## PROBLEM
Could you print every record below exactly as it appears?

(Dataset records)
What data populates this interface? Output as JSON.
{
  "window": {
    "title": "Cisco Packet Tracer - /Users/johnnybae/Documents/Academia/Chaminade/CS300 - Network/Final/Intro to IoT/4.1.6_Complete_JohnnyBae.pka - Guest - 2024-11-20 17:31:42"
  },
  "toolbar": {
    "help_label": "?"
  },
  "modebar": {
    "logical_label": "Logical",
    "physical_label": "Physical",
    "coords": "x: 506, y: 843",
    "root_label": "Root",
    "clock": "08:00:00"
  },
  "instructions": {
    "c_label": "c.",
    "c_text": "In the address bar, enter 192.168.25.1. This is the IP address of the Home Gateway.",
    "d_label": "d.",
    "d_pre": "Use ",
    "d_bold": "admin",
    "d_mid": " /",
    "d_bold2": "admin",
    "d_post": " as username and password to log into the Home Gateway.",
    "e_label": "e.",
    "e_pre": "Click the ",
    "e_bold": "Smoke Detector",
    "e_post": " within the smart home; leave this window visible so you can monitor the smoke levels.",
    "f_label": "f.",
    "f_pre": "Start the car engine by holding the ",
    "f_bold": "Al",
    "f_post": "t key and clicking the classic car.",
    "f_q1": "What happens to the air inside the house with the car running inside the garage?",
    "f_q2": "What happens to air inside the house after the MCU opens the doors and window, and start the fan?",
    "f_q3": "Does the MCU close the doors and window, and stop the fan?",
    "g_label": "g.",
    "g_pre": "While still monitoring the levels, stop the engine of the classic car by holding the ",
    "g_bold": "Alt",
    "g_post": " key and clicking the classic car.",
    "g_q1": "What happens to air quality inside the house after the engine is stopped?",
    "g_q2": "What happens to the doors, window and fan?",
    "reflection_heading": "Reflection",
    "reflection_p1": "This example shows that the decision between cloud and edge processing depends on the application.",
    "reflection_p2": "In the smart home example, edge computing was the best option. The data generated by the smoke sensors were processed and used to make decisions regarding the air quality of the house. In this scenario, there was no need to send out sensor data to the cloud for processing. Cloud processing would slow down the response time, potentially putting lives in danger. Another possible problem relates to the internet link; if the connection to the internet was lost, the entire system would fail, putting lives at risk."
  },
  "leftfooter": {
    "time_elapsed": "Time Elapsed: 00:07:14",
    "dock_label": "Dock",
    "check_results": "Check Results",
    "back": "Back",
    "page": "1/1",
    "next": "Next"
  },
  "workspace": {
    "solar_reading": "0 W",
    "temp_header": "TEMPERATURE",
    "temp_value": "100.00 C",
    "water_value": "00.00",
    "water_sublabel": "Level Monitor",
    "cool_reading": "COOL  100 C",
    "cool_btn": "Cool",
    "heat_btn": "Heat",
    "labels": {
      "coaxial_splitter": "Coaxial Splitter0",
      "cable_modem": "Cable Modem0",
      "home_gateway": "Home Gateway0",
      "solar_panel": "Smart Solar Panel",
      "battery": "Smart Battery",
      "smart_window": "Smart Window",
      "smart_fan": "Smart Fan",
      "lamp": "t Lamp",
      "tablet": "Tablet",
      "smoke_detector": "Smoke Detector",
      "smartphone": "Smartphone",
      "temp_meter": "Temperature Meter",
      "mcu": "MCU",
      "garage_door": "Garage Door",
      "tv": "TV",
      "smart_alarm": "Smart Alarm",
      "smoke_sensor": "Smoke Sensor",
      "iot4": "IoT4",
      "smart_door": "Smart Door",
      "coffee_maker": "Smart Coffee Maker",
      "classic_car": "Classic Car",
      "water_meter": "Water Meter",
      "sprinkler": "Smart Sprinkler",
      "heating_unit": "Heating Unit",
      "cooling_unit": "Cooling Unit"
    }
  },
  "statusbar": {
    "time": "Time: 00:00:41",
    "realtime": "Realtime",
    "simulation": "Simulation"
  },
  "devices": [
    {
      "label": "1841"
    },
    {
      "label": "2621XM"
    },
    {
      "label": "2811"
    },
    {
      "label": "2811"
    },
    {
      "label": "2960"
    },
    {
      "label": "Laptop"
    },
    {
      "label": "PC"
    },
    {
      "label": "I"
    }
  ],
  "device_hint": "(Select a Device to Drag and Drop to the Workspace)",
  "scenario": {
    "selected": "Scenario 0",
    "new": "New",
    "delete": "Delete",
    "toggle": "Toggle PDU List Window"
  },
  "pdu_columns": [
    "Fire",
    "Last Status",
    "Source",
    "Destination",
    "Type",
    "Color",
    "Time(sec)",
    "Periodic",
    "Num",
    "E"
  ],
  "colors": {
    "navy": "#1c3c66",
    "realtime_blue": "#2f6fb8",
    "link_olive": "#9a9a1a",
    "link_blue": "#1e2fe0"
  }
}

## OUTPUT FOR THIS EXERCISE
What data populates this interface? Output as JSON.
{
  "window": {
    "title": "Cisco Packet Tracer - /Users/johnnybae/Documents/Academia/Chaminade/CS300 - Network/Final/Intro to IoT/4.1.6_Complete_JohnnyBae.pka - Guest - 2024-11-20 17:31:42"
  },
  "toolbar": {
    "help_label": "?"
  },
  "modebar": {
    "logical_label": "Logical",
    "physical_label": "Physical",
    "coords": "x: 506, y: 843",
    "root_label": "Root",
    "clock": "08:00:00"
  },
  "instructions": {
    "c_label": "c.",
    "c_text": "In the address bar, enter 192.168.25.1. This is the IP address of the Home Gateway.",
    "d_label": "d.",
    "d_pre": "Use ",
    "d_bold": "admin",
    "d_mid": " /",
    "d_bold2": "admin",
    "d_post": " as username and password to log into the Home Gateway.",
    "e_label": "e.",
    "e_pre": "Click the ",
    "e_bold": "Smoke Detector",
    "e_post": " within the smart home; leave this window visible so you can monitor the smoke levels.",
    "f_label": "f.",
    "f_pre": "Start the car engine by holding the ",
    "f_bold": "Al",
    "f_post": "t key and clicking the classic car.",
    "f_q1": "What happens to the air inside the house with the car running inside the garage?",
    "f_q2": "What happens to air inside the house after the MCU opens the doors and window, and start the fan?",
    "f_q3": "Does the MCU close the doors and window, and stop the fan?",
    "g_label": "g.",
    "g_pre": "While still monitoring the levels, stop the engine of the classic car by holding the ",
    "g_bold": "Alt",
    "g_post": " key and clicking the classic car.",
    "g_q1": "What happens to air quality inside the house after the engine is stopped?",
    "g_q2": "What happens to the doors, window and fan?",
    "reflection_heading": "Reflection",
    "reflection_p1": "This example shows that the decision between cloud and edge processing depends on the application.",
    "reflection_p2": "In the smart home example, edge computing was the best option. The data generated by the smoke sensors were processed and used to make decisions regarding the air quality of the house. In this scenario, there was no need to send out sensor data to the cloud for processing. Cloud processing would slow down the response time, potentially putting lives in danger. Another possible problem relates to the internet link; if the connection to the internet was lost, the entire system would fail, putting lives at risk."
  },
  "leftfooter": {
    "time_elapsed": "Time Elapsed: 00:07:14",
    "dock_label": "Dock",
    "check_results": "Check Results",
    "back": "Back",
    "page": "1/1",
    "next": "Next"
  },
  "workspace": {
    "solar_reading": "0 W",
    "temp_header": "TEMPERATURE",
    "temp_value": "100.00 C",
    "water_value": "00.00",
    "water_sublabel": "Level Monitor",
    "cool_reading": "COOL  100 C",
    "cool_btn": "Cool",
    "heat_btn": "Heat",
    "labels": {
      "coaxial_splitter": "Coaxial Splitter0",
      "cable_modem": "Cable Modem0",
      "home_gateway": "Home Gateway0",
      "solar_panel": "Smart Solar Panel",
      "battery": "Smart Battery",
      "smart_window": "Smart Window",
      "smart_fan": "Smart Fan",
      "lamp": "t Lamp",
      "tablet": "Tablet",
      "smoke_detector": "Smoke Detector",
      "smartphone": "Smartphone",
      "temp_meter": "Temperature Meter",
      "mcu": "MCU",
      "garage_door": "Garage Door",
      "tv": "TV",
      "smart_alarm": "Smart Alarm",
      "smoke_sensor": "Smoke Sensor",
      "iot4": "IoT4",
      "smart_door": "Smart Door",
      "coffee_maker": "Smart Coffee Maker",
      "classic_car": "Classic Car",
      "water_meter": "Water Meter",
      "sprinkler": "Smart Sprinkler",
      "heating_unit": "Heating Unit",
      "cooling_unit": "Cooling Unit"
    }
  },
  "statusbar": {
    "time": "Time: 00:00:41",
    "realtime": "Realtime",
    "simulation": "Simulation"
  },
  "devices": [
    {
      "label": "1841"
    },
    {
      "label": "2621XM"
    },
    {
      "label": "2811"
    },
    {
      "label": "2811"
    },
    {
      "label": "2960"
    },
    {
      "label": "Laptop"
    },
    {
      "label": "PC"
    },
    {
      "label": "I"
    }
  ],
  "device_hint": "(Select a Device to Drag and Drop to the Workspace)",
  "scenario": {
    "selected": "Scenario 0",
    "new": "New",
    "delete": "Delete",
    "toggle": "Toggle PDU List Window"
  },
  "pdu_columns": [
    "Fire",
    "Last Status",
    "Source",
    "Destination",
    "Type",
    "Color",
    "Time(sec)",
    "Periodic",
    "Num",
    "E"
  ],
  "colors": {
    "navy": "#1c3c66",
    "realtime_blue": "#2f6fb8",
    "link_olive": "#9a9a1a",
    "link_blue": "#1e2fe0"
  }
}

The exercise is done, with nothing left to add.